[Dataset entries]
□ □ □ □
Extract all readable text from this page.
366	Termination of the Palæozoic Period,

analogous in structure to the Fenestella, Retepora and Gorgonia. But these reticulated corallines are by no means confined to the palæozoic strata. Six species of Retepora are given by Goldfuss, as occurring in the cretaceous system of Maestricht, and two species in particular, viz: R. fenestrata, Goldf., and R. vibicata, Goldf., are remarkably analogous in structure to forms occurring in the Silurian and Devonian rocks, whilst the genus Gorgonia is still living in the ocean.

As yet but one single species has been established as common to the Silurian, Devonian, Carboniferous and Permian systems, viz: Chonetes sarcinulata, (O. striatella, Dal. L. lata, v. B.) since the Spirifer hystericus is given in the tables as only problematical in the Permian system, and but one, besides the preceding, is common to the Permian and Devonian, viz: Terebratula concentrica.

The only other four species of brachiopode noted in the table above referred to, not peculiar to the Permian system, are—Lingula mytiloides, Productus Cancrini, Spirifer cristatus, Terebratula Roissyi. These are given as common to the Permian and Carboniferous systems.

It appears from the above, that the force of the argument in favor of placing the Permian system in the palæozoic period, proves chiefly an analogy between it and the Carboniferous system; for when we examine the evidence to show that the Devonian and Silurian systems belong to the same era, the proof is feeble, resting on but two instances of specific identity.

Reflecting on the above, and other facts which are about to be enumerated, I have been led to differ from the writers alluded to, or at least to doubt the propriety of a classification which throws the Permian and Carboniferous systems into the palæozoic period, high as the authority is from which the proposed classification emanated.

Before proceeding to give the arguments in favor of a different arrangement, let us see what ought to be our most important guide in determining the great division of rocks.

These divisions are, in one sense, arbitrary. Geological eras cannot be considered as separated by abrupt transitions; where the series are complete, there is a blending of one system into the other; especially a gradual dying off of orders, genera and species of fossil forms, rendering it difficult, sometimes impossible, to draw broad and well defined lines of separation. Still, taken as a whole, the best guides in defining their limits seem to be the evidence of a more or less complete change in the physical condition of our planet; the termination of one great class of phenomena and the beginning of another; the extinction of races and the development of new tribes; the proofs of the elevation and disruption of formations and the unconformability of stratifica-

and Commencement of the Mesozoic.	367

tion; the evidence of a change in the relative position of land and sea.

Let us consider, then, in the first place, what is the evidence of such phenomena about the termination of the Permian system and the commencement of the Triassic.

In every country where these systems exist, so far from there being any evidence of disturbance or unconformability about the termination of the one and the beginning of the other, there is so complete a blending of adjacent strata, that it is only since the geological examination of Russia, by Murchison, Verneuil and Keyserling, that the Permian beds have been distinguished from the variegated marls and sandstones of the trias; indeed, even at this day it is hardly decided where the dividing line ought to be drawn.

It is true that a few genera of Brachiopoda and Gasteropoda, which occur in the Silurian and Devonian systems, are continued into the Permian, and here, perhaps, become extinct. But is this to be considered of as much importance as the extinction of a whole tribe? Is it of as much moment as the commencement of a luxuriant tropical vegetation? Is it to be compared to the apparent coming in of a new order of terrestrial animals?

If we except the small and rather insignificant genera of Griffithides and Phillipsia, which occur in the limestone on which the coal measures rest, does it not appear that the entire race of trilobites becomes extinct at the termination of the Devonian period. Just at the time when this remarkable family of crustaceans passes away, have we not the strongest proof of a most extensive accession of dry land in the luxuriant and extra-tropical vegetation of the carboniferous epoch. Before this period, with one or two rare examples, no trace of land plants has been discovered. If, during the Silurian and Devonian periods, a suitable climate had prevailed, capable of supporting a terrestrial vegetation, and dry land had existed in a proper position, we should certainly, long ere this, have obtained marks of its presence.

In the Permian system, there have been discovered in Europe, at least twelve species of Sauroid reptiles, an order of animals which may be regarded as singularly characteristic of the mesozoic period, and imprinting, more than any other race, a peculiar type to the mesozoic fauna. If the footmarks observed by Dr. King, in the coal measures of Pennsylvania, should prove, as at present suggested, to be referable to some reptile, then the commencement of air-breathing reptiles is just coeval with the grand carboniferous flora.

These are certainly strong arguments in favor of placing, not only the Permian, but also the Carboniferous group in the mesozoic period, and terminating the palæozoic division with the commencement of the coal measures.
□ □ □ □
#### [What the task requires]
Select all lines in the listing above where the word "rocks" appears, and show them.

#### [Final answer]
analogous in structure to the Fenestella, Retepora and Gorgonia. But these reticulated corallines are by no means confined to the palæozoic strata. Six species of Retepora are given by Goldfuss, as occurring in the cretaceous system of Maestricht, and two species in particular, viz: R. fenestrata, Goldf., and R. vibicata, Goldf., are remarkably analogous in structure to forms occurring in the Silurian and Devonian rocks, whilst the genus Gorgonia is still living in the ocean.
Before proceeding to give the arguments in favor of a different arrangement, let us see what ought to be our most important guide in determining the great division of rocks.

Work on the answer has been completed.